### Your goal
Identify all lines in the data containing the string "JSON". Copy them out.

### Task inputs

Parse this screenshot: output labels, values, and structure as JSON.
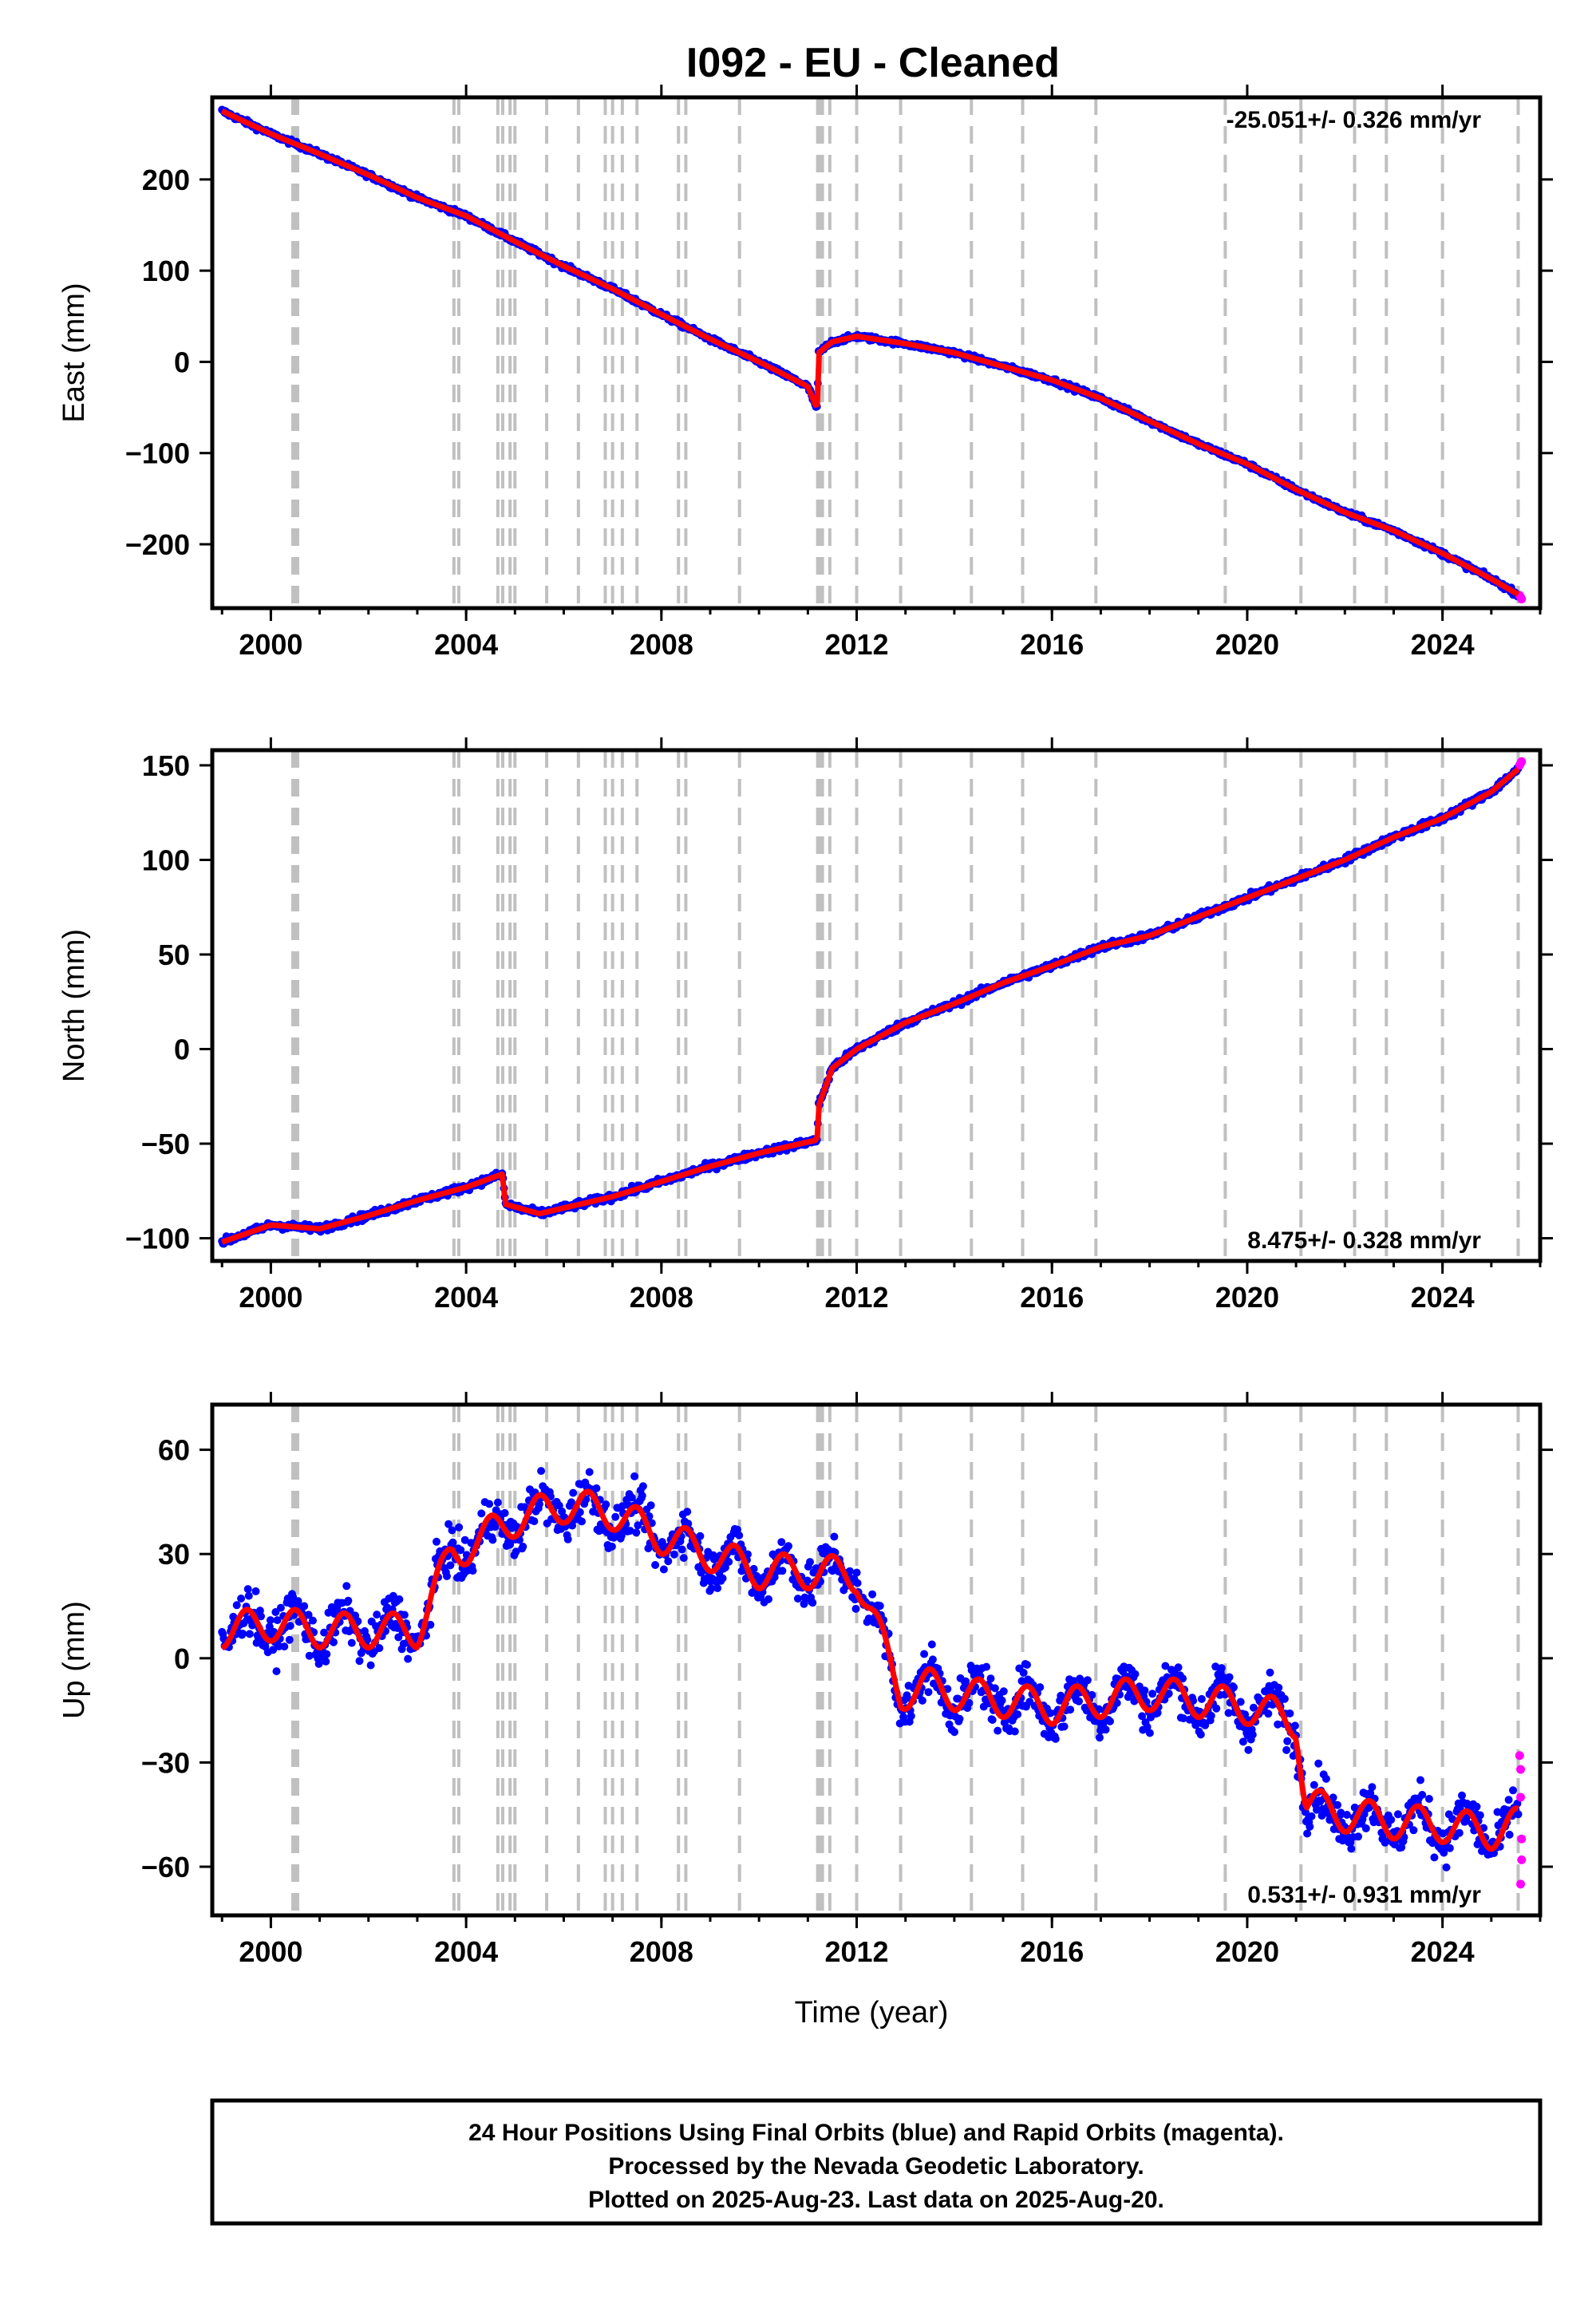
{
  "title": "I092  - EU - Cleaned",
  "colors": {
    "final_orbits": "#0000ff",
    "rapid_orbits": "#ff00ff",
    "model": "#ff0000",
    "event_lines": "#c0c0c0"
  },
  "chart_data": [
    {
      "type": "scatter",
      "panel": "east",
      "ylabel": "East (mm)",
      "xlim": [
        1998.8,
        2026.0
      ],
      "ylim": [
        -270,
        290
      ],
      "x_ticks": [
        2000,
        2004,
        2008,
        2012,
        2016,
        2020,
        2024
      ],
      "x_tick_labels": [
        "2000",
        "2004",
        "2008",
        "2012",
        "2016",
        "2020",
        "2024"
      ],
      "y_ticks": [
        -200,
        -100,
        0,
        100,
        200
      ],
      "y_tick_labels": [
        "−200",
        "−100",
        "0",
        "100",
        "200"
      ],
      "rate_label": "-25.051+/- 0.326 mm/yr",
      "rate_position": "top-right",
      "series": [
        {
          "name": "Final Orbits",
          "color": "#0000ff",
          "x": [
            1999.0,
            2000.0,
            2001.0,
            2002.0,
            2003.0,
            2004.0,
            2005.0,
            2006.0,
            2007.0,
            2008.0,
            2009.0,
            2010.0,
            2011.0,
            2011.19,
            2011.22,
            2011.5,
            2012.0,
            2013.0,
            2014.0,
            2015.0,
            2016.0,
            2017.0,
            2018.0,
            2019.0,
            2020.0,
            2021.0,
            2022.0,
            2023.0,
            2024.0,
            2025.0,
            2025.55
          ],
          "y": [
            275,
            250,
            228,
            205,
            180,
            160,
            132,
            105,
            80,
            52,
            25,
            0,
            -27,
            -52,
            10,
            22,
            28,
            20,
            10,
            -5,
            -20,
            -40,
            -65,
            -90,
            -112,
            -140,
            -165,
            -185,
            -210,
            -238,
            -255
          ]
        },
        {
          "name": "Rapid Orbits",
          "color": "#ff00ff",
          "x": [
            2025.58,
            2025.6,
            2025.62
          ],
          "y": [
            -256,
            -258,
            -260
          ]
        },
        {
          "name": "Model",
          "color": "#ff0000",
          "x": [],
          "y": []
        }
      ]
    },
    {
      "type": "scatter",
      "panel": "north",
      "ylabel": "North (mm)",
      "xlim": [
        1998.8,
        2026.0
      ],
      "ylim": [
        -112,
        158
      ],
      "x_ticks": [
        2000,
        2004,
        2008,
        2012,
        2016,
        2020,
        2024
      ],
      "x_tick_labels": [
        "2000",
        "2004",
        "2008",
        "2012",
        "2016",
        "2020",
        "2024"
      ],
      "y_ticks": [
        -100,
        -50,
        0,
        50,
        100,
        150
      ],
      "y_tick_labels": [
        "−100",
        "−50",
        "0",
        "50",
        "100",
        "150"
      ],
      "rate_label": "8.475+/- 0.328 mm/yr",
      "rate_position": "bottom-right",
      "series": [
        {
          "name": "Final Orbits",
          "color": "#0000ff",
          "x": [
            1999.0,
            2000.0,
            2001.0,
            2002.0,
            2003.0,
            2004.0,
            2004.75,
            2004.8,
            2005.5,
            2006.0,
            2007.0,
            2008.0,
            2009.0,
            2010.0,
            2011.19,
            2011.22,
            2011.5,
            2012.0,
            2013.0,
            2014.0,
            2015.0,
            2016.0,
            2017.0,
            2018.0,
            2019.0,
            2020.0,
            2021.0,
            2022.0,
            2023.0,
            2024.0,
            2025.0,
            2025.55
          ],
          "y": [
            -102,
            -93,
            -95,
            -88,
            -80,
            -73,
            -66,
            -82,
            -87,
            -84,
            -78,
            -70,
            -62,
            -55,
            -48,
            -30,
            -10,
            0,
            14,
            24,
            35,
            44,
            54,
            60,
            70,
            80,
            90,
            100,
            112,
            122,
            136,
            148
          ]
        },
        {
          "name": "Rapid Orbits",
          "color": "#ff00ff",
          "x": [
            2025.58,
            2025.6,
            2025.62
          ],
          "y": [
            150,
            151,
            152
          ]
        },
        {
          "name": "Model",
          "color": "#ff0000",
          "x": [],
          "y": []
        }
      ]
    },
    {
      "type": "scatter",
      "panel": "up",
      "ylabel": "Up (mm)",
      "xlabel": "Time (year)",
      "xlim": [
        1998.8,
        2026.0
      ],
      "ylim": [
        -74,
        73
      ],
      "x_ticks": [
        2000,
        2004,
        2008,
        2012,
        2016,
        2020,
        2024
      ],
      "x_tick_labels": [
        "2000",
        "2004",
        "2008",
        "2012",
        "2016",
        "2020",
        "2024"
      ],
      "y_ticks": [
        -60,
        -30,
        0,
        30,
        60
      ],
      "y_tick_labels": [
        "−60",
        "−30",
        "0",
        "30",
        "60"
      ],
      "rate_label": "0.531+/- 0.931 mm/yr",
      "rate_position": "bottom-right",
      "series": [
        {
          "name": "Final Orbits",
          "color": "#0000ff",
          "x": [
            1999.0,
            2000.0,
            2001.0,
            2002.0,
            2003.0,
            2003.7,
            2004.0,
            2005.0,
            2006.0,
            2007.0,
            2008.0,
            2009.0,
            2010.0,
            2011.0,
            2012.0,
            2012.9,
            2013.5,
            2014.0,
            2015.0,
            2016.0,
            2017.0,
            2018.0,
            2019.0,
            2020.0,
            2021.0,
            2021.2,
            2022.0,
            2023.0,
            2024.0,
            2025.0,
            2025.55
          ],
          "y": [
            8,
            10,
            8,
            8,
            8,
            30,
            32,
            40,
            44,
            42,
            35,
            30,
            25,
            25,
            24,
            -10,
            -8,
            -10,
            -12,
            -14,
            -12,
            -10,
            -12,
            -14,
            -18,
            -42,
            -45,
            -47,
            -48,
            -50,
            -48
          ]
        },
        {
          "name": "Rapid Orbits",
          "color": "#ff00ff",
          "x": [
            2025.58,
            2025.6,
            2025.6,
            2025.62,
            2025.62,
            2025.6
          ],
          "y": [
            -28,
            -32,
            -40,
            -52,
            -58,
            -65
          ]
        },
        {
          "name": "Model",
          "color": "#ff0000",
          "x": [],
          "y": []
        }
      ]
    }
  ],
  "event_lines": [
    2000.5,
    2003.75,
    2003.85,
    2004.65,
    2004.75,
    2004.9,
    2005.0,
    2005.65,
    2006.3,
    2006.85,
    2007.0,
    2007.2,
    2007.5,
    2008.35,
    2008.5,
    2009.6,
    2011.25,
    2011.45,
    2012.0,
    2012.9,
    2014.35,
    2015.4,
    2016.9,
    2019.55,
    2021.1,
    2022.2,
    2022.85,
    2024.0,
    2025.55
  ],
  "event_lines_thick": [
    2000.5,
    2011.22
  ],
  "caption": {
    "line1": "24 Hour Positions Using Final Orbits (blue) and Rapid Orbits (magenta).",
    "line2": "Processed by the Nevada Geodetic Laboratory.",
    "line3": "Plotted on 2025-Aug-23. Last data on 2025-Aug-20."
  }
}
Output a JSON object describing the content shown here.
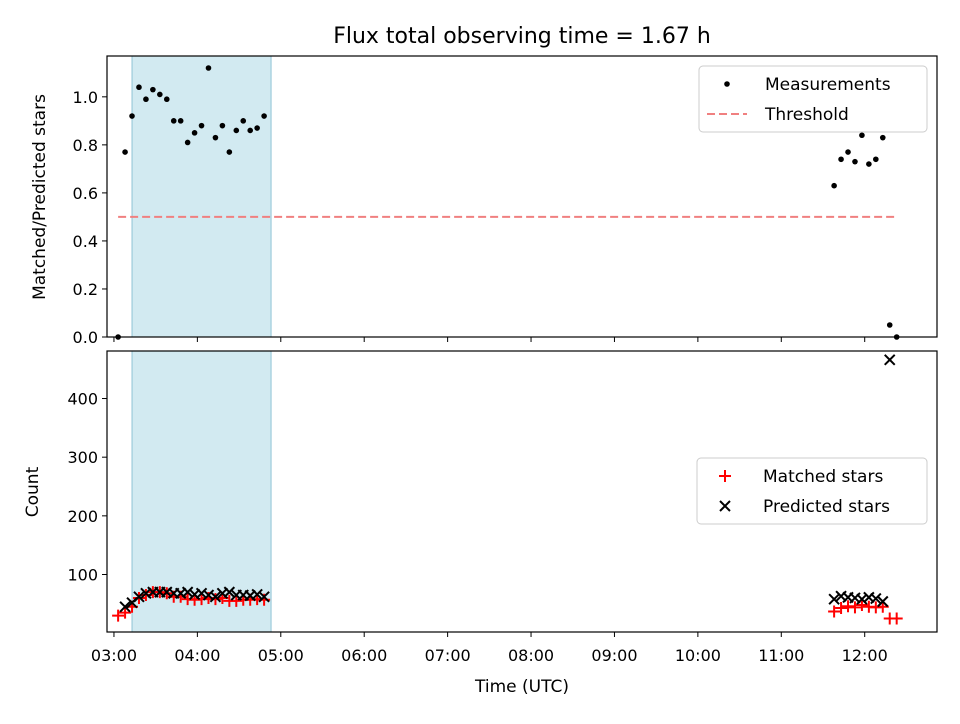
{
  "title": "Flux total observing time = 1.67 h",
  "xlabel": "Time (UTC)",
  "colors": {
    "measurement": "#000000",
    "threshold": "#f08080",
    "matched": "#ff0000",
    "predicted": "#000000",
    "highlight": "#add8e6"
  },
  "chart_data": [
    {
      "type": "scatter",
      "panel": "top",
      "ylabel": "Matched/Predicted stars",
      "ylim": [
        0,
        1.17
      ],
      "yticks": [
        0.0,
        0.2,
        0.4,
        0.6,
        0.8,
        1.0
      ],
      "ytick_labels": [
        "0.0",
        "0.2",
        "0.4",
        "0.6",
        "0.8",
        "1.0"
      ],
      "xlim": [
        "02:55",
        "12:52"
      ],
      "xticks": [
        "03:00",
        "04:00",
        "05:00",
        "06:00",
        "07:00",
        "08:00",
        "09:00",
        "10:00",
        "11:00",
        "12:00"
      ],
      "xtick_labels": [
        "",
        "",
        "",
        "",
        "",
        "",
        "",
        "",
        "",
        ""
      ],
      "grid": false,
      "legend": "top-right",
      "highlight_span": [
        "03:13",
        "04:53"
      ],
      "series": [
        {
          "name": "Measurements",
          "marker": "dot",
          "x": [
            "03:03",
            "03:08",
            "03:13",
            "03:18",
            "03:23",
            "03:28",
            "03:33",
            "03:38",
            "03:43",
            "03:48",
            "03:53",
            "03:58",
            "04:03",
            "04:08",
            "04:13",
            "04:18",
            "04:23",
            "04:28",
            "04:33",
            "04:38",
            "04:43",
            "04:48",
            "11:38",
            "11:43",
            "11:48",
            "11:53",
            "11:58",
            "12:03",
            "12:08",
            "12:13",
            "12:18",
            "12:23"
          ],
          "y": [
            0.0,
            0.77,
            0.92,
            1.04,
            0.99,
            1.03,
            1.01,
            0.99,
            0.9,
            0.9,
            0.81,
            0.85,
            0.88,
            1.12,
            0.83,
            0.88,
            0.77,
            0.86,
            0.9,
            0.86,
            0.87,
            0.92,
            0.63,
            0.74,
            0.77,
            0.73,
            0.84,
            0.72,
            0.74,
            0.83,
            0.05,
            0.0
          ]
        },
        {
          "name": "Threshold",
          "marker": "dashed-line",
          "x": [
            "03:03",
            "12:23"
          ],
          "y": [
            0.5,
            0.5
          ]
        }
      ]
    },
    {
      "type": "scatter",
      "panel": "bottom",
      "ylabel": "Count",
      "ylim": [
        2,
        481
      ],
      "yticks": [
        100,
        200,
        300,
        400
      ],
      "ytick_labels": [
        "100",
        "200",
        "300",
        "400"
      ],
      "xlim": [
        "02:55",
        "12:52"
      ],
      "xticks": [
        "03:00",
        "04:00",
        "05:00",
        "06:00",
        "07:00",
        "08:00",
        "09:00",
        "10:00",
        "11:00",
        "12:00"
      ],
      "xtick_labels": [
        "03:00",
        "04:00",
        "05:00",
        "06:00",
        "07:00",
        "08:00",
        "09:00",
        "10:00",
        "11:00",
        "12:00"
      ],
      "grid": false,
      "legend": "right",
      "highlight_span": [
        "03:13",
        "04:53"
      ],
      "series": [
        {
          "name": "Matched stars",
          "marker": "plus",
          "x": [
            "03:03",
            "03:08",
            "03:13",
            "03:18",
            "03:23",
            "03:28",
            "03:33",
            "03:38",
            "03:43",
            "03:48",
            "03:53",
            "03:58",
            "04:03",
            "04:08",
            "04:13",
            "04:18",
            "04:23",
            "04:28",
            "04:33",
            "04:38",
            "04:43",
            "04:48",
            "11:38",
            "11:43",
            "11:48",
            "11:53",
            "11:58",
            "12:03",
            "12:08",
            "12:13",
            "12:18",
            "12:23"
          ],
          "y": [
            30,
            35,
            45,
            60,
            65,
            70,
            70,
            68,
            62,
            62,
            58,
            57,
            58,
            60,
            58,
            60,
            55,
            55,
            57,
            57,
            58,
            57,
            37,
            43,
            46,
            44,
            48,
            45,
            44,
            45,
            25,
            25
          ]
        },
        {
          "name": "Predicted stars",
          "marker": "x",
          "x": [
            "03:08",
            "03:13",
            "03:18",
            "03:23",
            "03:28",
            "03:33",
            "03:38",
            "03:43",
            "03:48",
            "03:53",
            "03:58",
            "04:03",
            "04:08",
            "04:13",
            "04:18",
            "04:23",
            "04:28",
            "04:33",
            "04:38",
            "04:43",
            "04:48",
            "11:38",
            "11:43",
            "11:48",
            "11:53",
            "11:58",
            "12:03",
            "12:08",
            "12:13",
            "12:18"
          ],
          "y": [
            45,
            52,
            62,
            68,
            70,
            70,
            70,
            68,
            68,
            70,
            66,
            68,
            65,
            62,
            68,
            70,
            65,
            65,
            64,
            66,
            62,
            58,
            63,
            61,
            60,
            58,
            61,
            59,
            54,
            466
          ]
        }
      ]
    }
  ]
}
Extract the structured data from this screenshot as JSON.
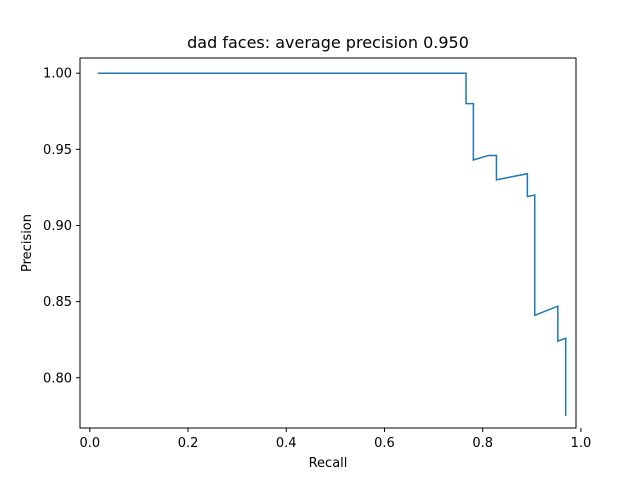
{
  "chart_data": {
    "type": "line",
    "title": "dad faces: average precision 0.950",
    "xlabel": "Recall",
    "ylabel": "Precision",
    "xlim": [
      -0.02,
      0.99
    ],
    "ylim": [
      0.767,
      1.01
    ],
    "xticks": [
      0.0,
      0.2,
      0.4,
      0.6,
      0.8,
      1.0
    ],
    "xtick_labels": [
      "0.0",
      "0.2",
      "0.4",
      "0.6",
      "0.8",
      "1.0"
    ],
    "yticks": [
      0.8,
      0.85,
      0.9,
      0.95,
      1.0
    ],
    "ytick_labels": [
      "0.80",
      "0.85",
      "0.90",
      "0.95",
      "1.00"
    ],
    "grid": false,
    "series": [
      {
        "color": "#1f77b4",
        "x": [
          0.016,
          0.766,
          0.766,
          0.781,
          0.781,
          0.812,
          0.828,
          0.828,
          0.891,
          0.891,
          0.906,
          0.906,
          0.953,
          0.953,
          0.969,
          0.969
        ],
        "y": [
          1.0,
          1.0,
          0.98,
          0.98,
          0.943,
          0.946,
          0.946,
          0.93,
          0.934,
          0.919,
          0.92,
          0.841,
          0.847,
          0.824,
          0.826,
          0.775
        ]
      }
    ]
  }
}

### Problem solution
Parse this screenshot: output labels, values, and structure as JSON.
Output a JSON object describing the content shown here.
Extract the structured data from this screenshot as JSON.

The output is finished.